§ Exercise objective:
Write out the material again exactly, please, and omit the pictures.

(Rows from a figure dataset)
━━━━
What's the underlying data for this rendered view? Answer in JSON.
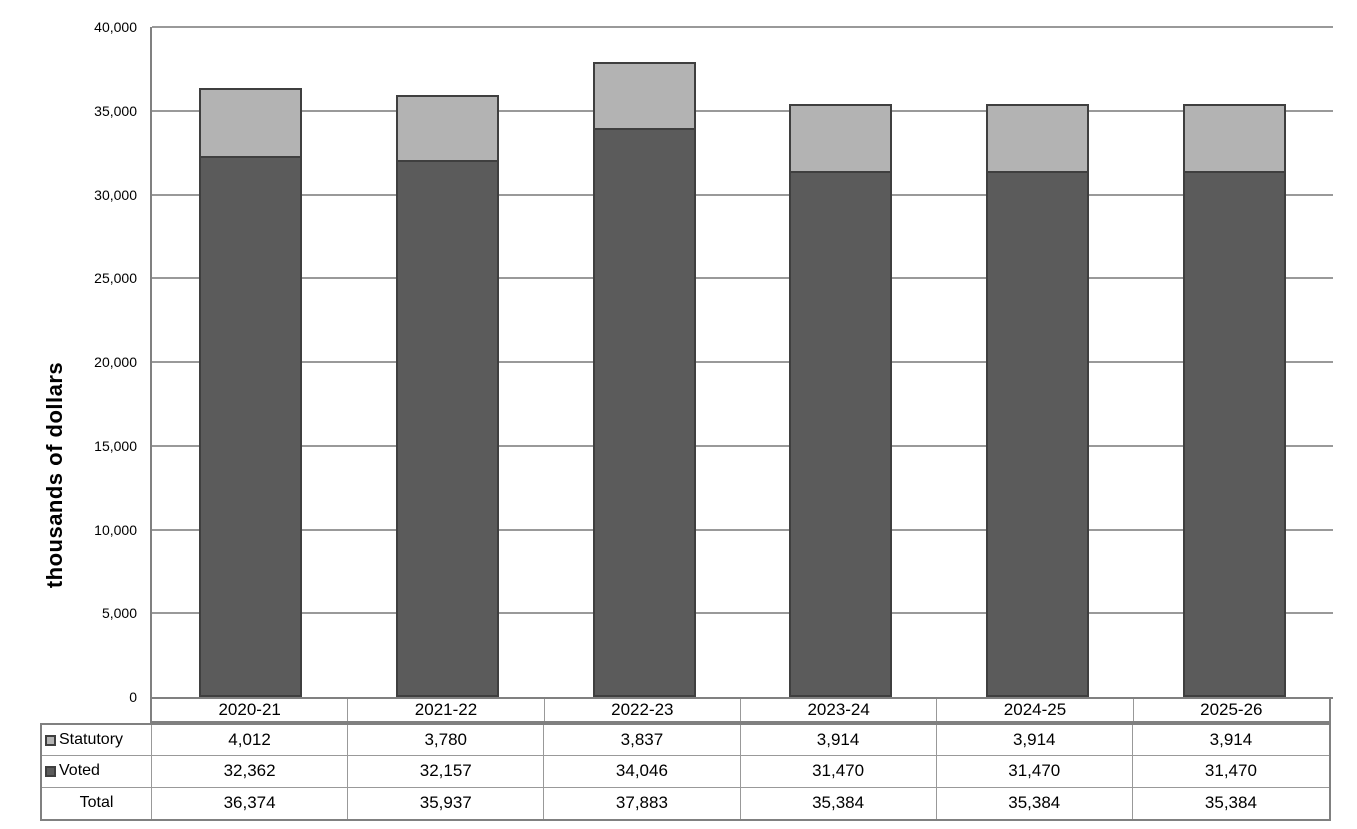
{
  "y_axis": {
    "title": "thousands of dollars",
    "ticks": [
      "40,000",
      "35,000",
      "30,000",
      "25,000",
      "20,000",
      "15,000",
      "10,000",
      "5,000",
      "0"
    ]
  },
  "chart_data": {
    "type": "bar",
    "stacked": true,
    "categories": [
      "2020-21",
      "2021-22",
      "2022-23",
      "2023-24",
      "2024-25",
      "2025-26"
    ],
    "series": [
      {
        "name": "Voted",
        "color": "#5b5b5b",
        "values": [
          32362,
          32157,
          34046,
          31470,
          31470,
          31470
        ]
      },
      {
        "name": "Statutory",
        "color": "#b3b3b3",
        "values": [
          4012,
          3780,
          3837,
          3914,
          3914,
          3914
        ]
      }
    ],
    "totals": [
      36374,
      35937,
      37883,
      35384,
      35384,
      35384
    ],
    "title": "",
    "xlabel": "",
    "ylabel": "thousands of dollars",
    "ylim": [
      0,
      40000
    ],
    "tick_step": 5000,
    "gridlines": true,
    "legend_position": "data-table-left"
  },
  "table": {
    "header": [
      "2020-21",
      "2021-22",
      "2022-23",
      "2023-24",
      "2024-25",
      "2025-26"
    ],
    "rows": [
      {
        "label": "Statutory",
        "marker": "statutory_fill",
        "values": [
          "4,012",
          "3,780",
          "3,837",
          "3,914",
          "3,914",
          "3,914"
        ]
      },
      {
        "label": "Voted",
        "marker": "voted_fill",
        "values": [
          "32,362",
          "32,157",
          "34,046",
          "31,470",
          "31,470",
          "31,470"
        ]
      },
      {
        "label": "Total",
        "marker": null,
        "values": [
          "36,374",
          "35,937",
          "37,883",
          "35,384",
          "35,384",
          "35,384"
        ]
      }
    ]
  },
  "colors": {
    "statutory_fill": "#b3b3b3",
    "voted_fill": "#5b5b5b",
    "bar_border": "#3f3f3f",
    "gridline": "#999999",
    "axis_line": "#808080",
    "table_outer_border": "#808080",
    "table_inner_border": "#999999"
  }
}
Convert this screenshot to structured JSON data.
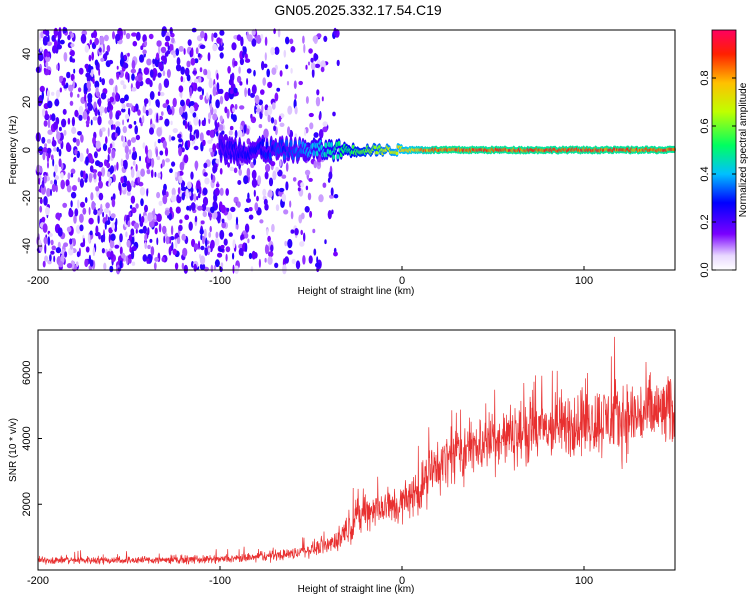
{
  "title": "GN05.2025.332.17.54.C19",
  "chart_data": [
    {
      "type": "heatmap",
      "name": "spectrogram",
      "xlabel": "Height of straight line (km)",
      "ylabel": "Frequency (Hz)",
      "xlim": [
        -200,
        150
      ],
      "ylim": [
        -50,
        50
      ],
      "xticks": [
        -200,
        -100,
        0,
        100
      ],
      "xtick_labels": [
        "-200",
        "-100",
        "0",
        "100"
      ],
      "yticks": [
        -40,
        -20,
        0,
        20,
        40
      ],
      "ytick_labels": [
        "-40",
        "-20",
        "0",
        "20",
        "40"
      ],
      "ridge": {
        "x_start": -100,
        "x_end": 150,
        "center_freq_hz": 0,
        "description_levels": [
          {
            "x": -100,
            "amplitude": 0.25,
            "width_hz": 8
          },
          {
            "x": -60,
            "amplitude": 0.35,
            "width_hz": 6
          },
          {
            "x": -30,
            "amplitude": 0.55,
            "width_hz": 4
          },
          {
            "x": -10,
            "amplitude": 0.7,
            "width_hz": 3
          },
          {
            "x": 0,
            "amplitude": 0.8,
            "width_hz": 3
          },
          {
            "x": 20,
            "amplitude": 0.95,
            "width_hz": 3
          },
          {
            "x": 150,
            "amplitude": 0.95,
            "width_hz": 3
          }
        ]
      },
      "noise_region": {
        "x_start": -200,
        "x_end": -35,
        "amplitude_range": [
          0.05,
          0.25
        ]
      },
      "colorbar": {
        "label": "Normalized spectral amplitude",
        "range": [
          0,
          1
        ],
        "ticks": [
          0.0,
          0.2,
          0.4,
          0.6,
          0.8
        ],
        "tick_labels": [
          "0.0",
          "0.2",
          "0.4",
          "0.6",
          "0.8"
        ]
      }
    },
    {
      "type": "line",
      "name": "snr",
      "xlabel": "Height of straight line (km)",
      "ylabel": "SNR (10 * v/v)",
      "xlim": [
        -200,
        150
      ],
      "ylim": [
        0,
        7300
      ],
      "xticks": [
        -200,
        -100,
        0,
        100
      ],
      "xtick_labels": [
        "-200",
        "-100",
        "0",
        "100"
      ],
      "yticks": [
        2000,
        4000,
        6000
      ],
      "ytick_labels": [
        "2000",
        "4000",
        "6000"
      ],
      "series": [
        {
          "name": "SNR",
          "color": "#e83030",
          "trend_x": [
            -200,
            -150,
            -100,
            -80,
            -60,
            -45,
            -35,
            -30,
            -20,
            -10,
            0,
            10,
            20,
            40,
            60,
            80,
            100,
            120,
            140,
            150
          ],
          "trend_y": [
            300,
            300,
            320,
            380,
            500,
            700,
            900,
            1300,
            1800,
            1900,
            2000,
            2500,
            3200,
            3800,
            4100,
            4300,
            4500,
            4600,
            4800,
            4800
          ],
          "spread_y": [
            150,
            150,
            150,
            170,
            220,
            300,
            450,
            600,
            700,
            750,
            800,
            900,
            1000,
            1100,
            1150,
            1200,
            1300,
            1400,
            1400,
            1400
          ]
        }
      ]
    }
  ],
  "colors": {
    "line": "#e83030",
    "frame": "#000000",
    "background": "#ffffff"
  }
}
━━━━
§ Answer to the task:
What's the underlying data for this rendered view? Answer in JSON.
{
  "y_axis": {
    "title": "thousands of dollars",
    "ticks": [
      "40,000",
      "35,000",
      "30,000",
      "25,000",
      "20,000",
      "15,000",
      "10,000",
      "5,000",
      "0"
    ]
  },
  "chart_data": {
    "type": "bar",
    "stacked": true,
    "categories": [
      "2020-21",
      "2021-22",
      "2022-23",
      "2023-24",
      "2024-25",
      "2025-26"
    ],
    "series": [
      {
        "name": "Voted",
        "color": "#5b5b5b",
        "values": [
          32362,
          32157,
          34046,
          31470,
          31470,
          31470
        ]
      },
      {
        "name": "Statutory",
        "color": "#b3b3b3",
        "values": [
          4012,
          3780,
          3837,
          3914,
          3914,
          3914
        ]
      }
    ],
    "totals": [
      36374,
      35937,
      37883,
      35384,
      35384,
      35384
    ],
    "title": "",
    "xlabel": "",
    "ylabel": "thousands of dollars",
    "ylim": [
      0,
      40000
    ],
    "tick_step": 5000,
    "gridlines": true,
    "legend_position": "data-table-left"
  },
  "table": {
    "header": [
      "2020-21",
      "2021-22",
      "2022-23",
      "2023-24",
      "2024-25",
      "2025-26"
    ],
    "rows": [
      {
        "label": "Statutory",
        "marker": "statutory_fill",
        "values": [
          "4,012",
          "3,780",
          "3,837",
          "3,914",
          "3,914",
          "3,914"
        ]
      },
      {
        "label": "Voted",
        "marker": "voted_fill",
        "values": [
          "32,362",
          "32,157",
          "34,046",
          "31,470",
          "31,470",
          "31,470"
        ]
      },
      {
        "label": "Total",
        "marker": null,
        "values": [
          "36,374",
          "35,937",
          "37,883",
          "35,384",
          "35,384",
          "35,384"
        ]
      }
    ]
  },
  "colors": {
    "statutory_fill": "#b3b3b3",
    "voted_fill": "#5b5b5b",
    "bar_border": "#3f3f3f",
    "gridline": "#999999",
    "axis_line": "#808080",
    "table_outer_border": "#808080",
    "table_inner_border": "#999999"
  }
}
Convert this screenshot to structured JSON data.
{
  "title": "GN05.2025.332.17.54.C19",
  "chart_data": [
    {
      "type": "heatmap",
      "name": "spectrogram",
      "xlabel": "Height of straight line (km)",
      "ylabel": "Frequency (Hz)",
      "xlim": [
        -200,
        150
      ],
      "ylim": [
        -50,
        50
      ],
      "xticks": [
        -200,
        -100,
        0,
        100
      ],
      "xtick_labels": [
        "-200",
        "-100",
        "0",
        "100"
      ],
      "yticks": [
        -40,
        -20,
        0,
        20,
        40
      ],
      "ytick_labels": [
        "-40",
        "-20",
        "0",
        "20",
        "40"
      ],
      "ridge": {
        "x_start": -100,
        "x_end": 150,
        "center_freq_hz": 0,
        "description_levels": [
          {
            "x": -100,
            "amplitude": 0.25,
            "width_hz": 8
          },
          {
            "x": -60,
            "amplitude": 0.35,
            "width_hz": 6
          },
          {
            "x": -30,
            "amplitude": 0.55,
            "width_hz": 4
          },
          {
            "x": -10,
            "amplitude": 0.7,
            "width_hz": 3
          },
          {
            "x": 0,
            "amplitude": 0.8,
            "width_hz": 3
          },
          {
            "x": 20,
            "amplitude": 0.95,
            "width_hz": 3
          },
          {
            "x": 150,
            "amplitude": 0.95,
            "width_hz": 3
          }
        ]
      },
      "noise_region": {
        "x_start": -200,
        "x_end": -35,
        "amplitude_range": [
          0.05,
          0.25
        ]
      },
      "colorbar": {
        "label": "Normalized spectral amplitude",
        "range": [
          0,
          1
        ],
        "ticks": [
          0.0,
          0.2,
          0.4,
          0.6,
          0.8
        ],
        "tick_labels": [
          "0.0",
          "0.2",
          "0.4",
          "0.6",
          "0.8"
        ]
      }
    },
    {
      "type": "line",
      "name": "snr",
      "xlabel": "Height of straight line (km)",
      "ylabel": "SNR (10 * v/v)",
      "xlim": [
        -200,
        150
      ],
      "ylim": [
        0,
        7300
      ],
      "xticks": [
        -200,
        -100,
        0,
        100
      ],
      "xtick_labels": [
        "-200",
        "-100",
        "0",
        "100"
      ],
      "yticks": [
        2000,
        4000,
        6000
      ],
      "ytick_labels": [
        "2000",
        "4000",
        "6000"
      ],
      "series": [
        {
          "name": "SNR",
          "color": "#e83030",
          "trend_x": [
            -200,
            -150,
            -100,
            -80,
            -60,
            -45,
            -35,
            -30,
            -20,
            -10,
            0,
            10,
            20,
            40,
            60,
            80,
            100,
            120,
            140,
            150
          ],
          "trend_y": [
            300,
            300,
            320,
            380,
            500,
            700,
            900,
            1300,
            1800,
            1900,
            2000,
            2500,
            3200,
            3800,
            4100,
            4300,
            4500,
            4600,
            4800,
            4800
          ],
          "spread_y": [
            150,
            150,
            150,
            170,
            220,
            300,
            450,
            600,
            700,
            750,
            800,
            900,
            1000,
            1100,
            1150,
            1200,
            1300,
            1400,
            1400,
            1400
          ]
        }
      ]
    }
  ],
  "colors": {
    "line": "#e83030",
    "frame": "#000000",
    "background": "#ffffff"
  }
}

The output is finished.